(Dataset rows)
-- Begin --
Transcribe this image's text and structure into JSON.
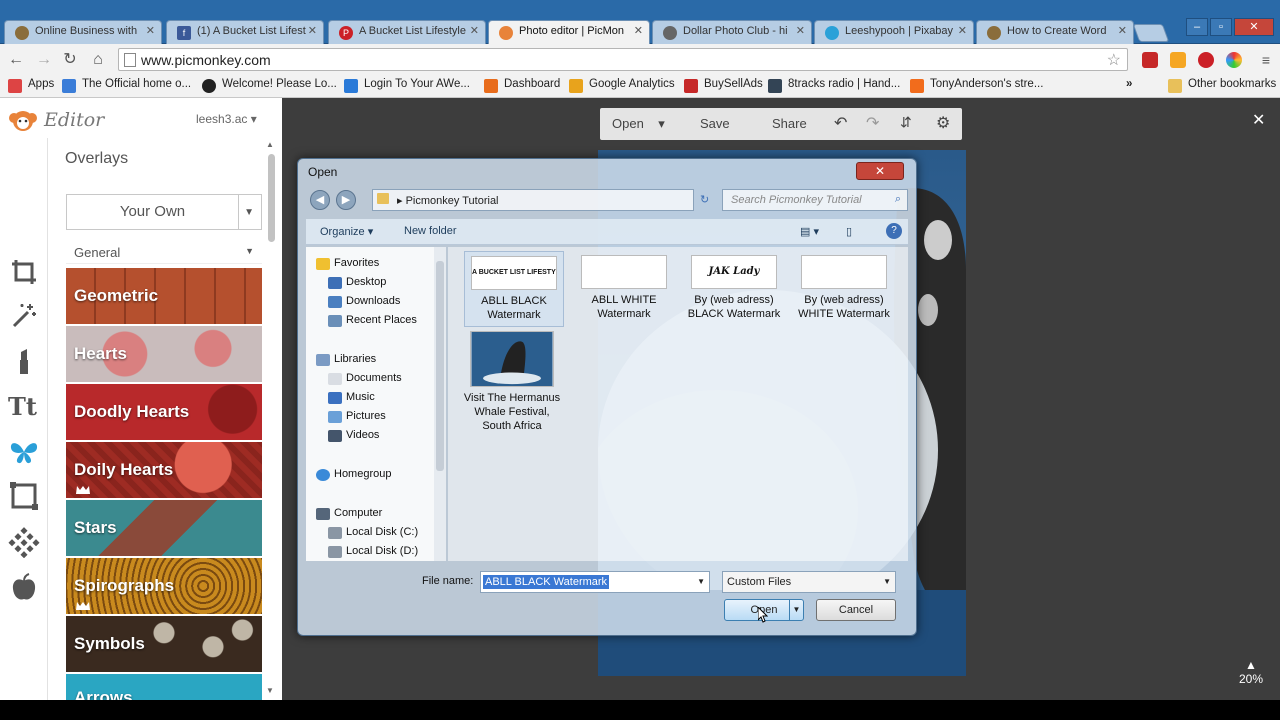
{
  "browser": {
    "tabs": [
      {
        "label": "Online Business with",
        "fav_color": "#8a6d3b",
        "active": false
      },
      {
        "label": "(1) A Bucket List Lifest",
        "fav_color": "#3b5998",
        "active": false
      },
      {
        "label": "A Bucket List Lifestyle",
        "fav_color": "#cb2027",
        "active": false
      },
      {
        "label": "Photo editor | PicMon",
        "fav_color": "#e8833a",
        "active": true
      },
      {
        "label": "Dollar Photo Club - hi",
        "fav_color": "#666666",
        "active": false
      },
      {
        "label": "Leeshypooh | Pixabay",
        "fav_color": "#2aa1d8",
        "active": false
      },
      {
        "label": "How to Create Word",
        "fav_color": "#8a6d3b",
        "active": false
      }
    ],
    "url": "www.picmonkey.com",
    "bookmarks": [
      {
        "label": "Apps",
        "color": "#d44"
      },
      {
        "label": "The Official home o...",
        "color": "#3b7dd8"
      },
      {
        "label": "Welcome! Please Lo...",
        "color": "#222"
      },
      {
        "label": "Login To Your AWe...",
        "color": "#2a7ad8"
      },
      {
        "label": "Dashboard",
        "color": "#e86c1c"
      },
      {
        "label": "Google Analytics",
        "color": "#e8a31c"
      },
      {
        "label": "BuySellAds",
        "color": "#c62828"
      },
      {
        "label": "8tracks radio | Hand...",
        "color": "#334455"
      },
      {
        "label": "TonyAnderson's stre...",
        "color": "#f26c1c"
      }
    ],
    "bookmarks_overflow": "»",
    "other_bookmarks": "Other bookmarks"
  },
  "editor": {
    "brand": "Editor",
    "user": "leesh3.ac",
    "panel_title": "Overlays",
    "your_own": "Your Own",
    "category_select": "General",
    "categories": [
      {
        "label": "Geometric",
        "color": "#b5502e",
        "crown": false
      },
      {
        "label": "Hearts",
        "color": "#c9a6a4",
        "crown": false
      },
      {
        "label": "Doodly Hearts",
        "color": "#b8292b",
        "crown": false
      },
      {
        "label": "Doily Hearts",
        "color": "#9e2b23",
        "crown": true
      },
      {
        "label": "Stars",
        "color": "#3b8a8f",
        "crown": false
      },
      {
        "label": "Spirographs",
        "color": "#c98a1e",
        "crown": true
      },
      {
        "label": "Symbols",
        "color": "#3a2a1f",
        "crown": false
      },
      {
        "label": "Arrows",
        "color": "#2aa6c2",
        "crown": false
      }
    ],
    "topbar": {
      "open": "Open",
      "save": "Save",
      "share": "Share"
    },
    "zoom": "20%"
  },
  "dialog": {
    "title": "Open",
    "path": "Picmonkey Tutorial",
    "search_placeholder": "Search Picmonkey Tutorial",
    "organize": "Organize",
    "new_folder": "New folder",
    "nav": {
      "favorites": "Favorites",
      "desktop": "Desktop",
      "downloads": "Downloads",
      "recent": "Recent Places",
      "libraries": "Libraries",
      "documents": "Documents",
      "music": "Music",
      "pictures": "Pictures",
      "videos": "Videos",
      "homegroup": "Homegroup",
      "computer": "Computer",
      "local_c": "Local Disk (C:)",
      "local_d": "Local Disk (D:)"
    },
    "files": [
      {
        "name": "ABLL BLACK Watermark",
        "thumb_text": "A BUCKET LIST LIFESTYLE"
      },
      {
        "name": "ABLL WHITE Watermark",
        "thumb_text": ""
      },
      {
        "name": "By (web adress) BLACK Watermark",
        "thumb_text": "JAK Lady"
      },
      {
        "name": "By (web adress) WHITE Watermark",
        "thumb_text": ""
      },
      {
        "name": "Visit The Hermanus Whale Festival, South Africa",
        "thumb_text": ""
      }
    ],
    "filename_label": "File name:",
    "filename_value": "ABLL BLACK Watermark",
    "filetype": "Custom Files",
    "open_btn": "Open",
    "cancel_btn": "Cancel"
  },
  "photo_watermark": "Visit the Hermanus Whale Festival, South Africa"
}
-- End --
■ **Direction**: Find the word "Hearts" in the entries, and copy every line it shows up in.

■ **Solution below**:
        "label": "Hearts",
        "label": "Doodly Hearts",
        "label": "Doily Hearts",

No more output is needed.